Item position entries
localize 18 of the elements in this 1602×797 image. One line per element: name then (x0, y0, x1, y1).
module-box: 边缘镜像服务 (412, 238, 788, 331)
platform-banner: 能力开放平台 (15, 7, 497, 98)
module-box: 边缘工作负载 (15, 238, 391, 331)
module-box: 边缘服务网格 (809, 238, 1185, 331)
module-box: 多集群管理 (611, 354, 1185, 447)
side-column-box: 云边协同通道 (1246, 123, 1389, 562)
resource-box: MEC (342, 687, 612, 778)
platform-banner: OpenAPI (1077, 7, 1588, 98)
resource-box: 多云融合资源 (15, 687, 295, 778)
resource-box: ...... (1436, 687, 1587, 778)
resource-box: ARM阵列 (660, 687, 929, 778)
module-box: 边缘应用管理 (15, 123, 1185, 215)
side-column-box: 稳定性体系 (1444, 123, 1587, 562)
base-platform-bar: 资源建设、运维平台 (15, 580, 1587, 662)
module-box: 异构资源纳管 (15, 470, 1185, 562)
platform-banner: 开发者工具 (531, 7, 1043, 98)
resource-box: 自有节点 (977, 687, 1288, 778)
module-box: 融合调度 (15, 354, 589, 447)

...

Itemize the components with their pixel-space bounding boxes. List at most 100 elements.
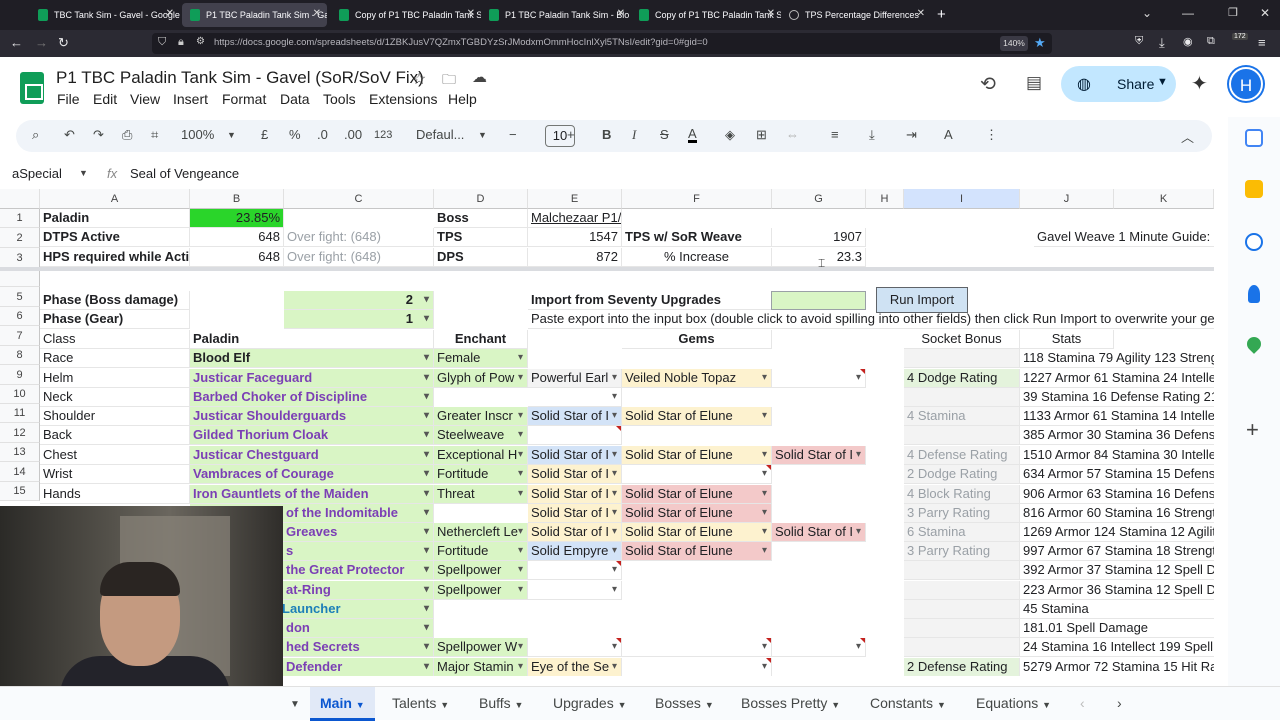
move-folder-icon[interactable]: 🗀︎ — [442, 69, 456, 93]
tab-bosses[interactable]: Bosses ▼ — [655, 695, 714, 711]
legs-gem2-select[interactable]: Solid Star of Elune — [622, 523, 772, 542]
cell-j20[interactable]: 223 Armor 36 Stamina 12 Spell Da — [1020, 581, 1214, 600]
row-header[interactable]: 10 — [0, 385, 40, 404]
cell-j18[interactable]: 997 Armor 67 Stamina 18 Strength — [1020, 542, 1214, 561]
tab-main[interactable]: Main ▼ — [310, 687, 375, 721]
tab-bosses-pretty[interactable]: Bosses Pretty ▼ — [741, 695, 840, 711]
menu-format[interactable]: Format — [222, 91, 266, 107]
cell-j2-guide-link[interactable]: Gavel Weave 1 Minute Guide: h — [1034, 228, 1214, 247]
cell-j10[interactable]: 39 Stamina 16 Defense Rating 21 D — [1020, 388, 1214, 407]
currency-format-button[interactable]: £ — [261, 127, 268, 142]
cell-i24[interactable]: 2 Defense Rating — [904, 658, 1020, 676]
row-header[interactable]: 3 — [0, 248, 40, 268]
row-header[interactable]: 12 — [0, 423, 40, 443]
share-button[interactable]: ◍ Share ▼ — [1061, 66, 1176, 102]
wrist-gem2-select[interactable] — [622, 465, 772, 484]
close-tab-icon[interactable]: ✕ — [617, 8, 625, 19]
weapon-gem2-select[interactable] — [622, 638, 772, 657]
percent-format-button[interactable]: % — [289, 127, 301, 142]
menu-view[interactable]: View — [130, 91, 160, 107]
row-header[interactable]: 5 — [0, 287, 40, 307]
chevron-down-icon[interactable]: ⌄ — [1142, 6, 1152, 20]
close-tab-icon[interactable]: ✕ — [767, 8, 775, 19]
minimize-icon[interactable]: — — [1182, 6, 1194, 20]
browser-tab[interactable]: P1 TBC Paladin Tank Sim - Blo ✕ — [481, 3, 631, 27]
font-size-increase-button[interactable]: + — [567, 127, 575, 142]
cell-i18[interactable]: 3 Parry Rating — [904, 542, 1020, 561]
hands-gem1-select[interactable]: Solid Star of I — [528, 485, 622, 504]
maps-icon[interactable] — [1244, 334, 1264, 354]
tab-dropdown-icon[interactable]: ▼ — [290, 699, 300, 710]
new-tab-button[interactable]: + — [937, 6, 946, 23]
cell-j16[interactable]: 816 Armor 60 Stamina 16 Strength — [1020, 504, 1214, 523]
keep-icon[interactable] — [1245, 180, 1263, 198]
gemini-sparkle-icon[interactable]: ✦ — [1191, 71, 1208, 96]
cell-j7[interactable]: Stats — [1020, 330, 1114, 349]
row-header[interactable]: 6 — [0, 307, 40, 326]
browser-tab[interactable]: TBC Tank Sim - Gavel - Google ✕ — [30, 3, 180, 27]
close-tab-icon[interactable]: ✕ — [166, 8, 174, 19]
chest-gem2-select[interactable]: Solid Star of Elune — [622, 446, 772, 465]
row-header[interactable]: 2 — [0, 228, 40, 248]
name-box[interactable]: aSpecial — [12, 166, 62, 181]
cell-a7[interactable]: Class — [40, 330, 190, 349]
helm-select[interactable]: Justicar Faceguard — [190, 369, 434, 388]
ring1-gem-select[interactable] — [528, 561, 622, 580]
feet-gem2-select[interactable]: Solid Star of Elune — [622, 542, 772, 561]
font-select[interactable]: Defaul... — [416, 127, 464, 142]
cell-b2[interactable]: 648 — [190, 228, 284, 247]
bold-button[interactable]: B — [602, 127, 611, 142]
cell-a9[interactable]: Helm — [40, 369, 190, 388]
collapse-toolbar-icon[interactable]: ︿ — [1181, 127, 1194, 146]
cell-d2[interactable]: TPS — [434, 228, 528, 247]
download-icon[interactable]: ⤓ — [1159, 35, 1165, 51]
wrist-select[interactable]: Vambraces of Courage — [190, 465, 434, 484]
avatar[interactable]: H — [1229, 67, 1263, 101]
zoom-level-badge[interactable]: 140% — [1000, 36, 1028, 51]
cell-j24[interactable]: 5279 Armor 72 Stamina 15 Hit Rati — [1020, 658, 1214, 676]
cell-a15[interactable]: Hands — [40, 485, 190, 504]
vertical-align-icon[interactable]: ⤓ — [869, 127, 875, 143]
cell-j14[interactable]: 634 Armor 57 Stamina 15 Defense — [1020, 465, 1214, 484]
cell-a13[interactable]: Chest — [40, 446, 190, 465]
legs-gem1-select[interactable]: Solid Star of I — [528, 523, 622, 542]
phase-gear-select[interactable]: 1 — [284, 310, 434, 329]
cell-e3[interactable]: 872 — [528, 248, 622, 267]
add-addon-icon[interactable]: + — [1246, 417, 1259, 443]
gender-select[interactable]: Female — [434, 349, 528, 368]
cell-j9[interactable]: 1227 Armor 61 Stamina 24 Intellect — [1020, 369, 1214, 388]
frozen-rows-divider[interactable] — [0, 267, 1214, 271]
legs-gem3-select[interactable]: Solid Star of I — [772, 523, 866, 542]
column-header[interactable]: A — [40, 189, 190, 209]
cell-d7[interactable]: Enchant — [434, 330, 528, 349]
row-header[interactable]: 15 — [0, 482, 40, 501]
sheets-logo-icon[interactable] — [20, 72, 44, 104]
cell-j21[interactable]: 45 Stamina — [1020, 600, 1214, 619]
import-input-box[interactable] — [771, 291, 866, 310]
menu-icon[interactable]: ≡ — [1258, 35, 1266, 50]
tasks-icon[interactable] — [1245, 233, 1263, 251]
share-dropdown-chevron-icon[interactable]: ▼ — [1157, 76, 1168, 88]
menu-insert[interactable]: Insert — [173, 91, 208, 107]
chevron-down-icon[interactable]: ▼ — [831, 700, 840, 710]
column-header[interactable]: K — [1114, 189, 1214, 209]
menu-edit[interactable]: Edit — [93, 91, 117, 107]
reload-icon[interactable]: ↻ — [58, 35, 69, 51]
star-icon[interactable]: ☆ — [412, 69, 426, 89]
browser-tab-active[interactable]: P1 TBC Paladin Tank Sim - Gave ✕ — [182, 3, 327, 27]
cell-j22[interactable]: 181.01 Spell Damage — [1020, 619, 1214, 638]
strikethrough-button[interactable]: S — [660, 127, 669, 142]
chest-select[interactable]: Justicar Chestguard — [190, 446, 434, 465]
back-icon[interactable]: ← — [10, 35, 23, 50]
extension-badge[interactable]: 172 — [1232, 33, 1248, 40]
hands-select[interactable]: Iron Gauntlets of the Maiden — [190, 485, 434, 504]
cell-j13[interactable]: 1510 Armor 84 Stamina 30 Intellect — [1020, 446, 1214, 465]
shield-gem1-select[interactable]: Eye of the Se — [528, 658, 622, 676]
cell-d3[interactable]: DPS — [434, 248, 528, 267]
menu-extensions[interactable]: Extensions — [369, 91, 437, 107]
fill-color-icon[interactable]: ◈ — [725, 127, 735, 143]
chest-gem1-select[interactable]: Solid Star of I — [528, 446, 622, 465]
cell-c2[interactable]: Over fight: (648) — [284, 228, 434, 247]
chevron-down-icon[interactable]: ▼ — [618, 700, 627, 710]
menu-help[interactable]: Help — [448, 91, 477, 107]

— Written task —
Copy the entries that start with the line containing "move-folder-icon[interactable]: 🗀︎ —" and end with the line containing "tab-bosses-pretty[interactable]: Bosses Pretty", including both of those lines.

— Answer to this problem —
move-folder-icon[interactable]: 🗀︎ — [442, 69, 456, 93]
tab-bosses[interactable]: Bosses ▼ — [655, 695, 714, 711]
legs-gem2-select[interactable]: Solid Star of Elune — [622, 523, 772, 542]
cell-j20[interactable]: 223 Armor 36 Stamina 12 Spell Da — [1020, 581, 1214, 600]
row-header[interactable]: 10 — [0, 385, 40, 404]
cell-j18[interactable]: 997 Armor 67 Stamina 18 Strength — [1020, 542, 1214, 561]
tab-main[interactable]: Main ▼ — [310, 687, 375, 721]
tab-bosses-pretty[interactable]: Bosses Pretty ▼ — [741, 695, 840, 711]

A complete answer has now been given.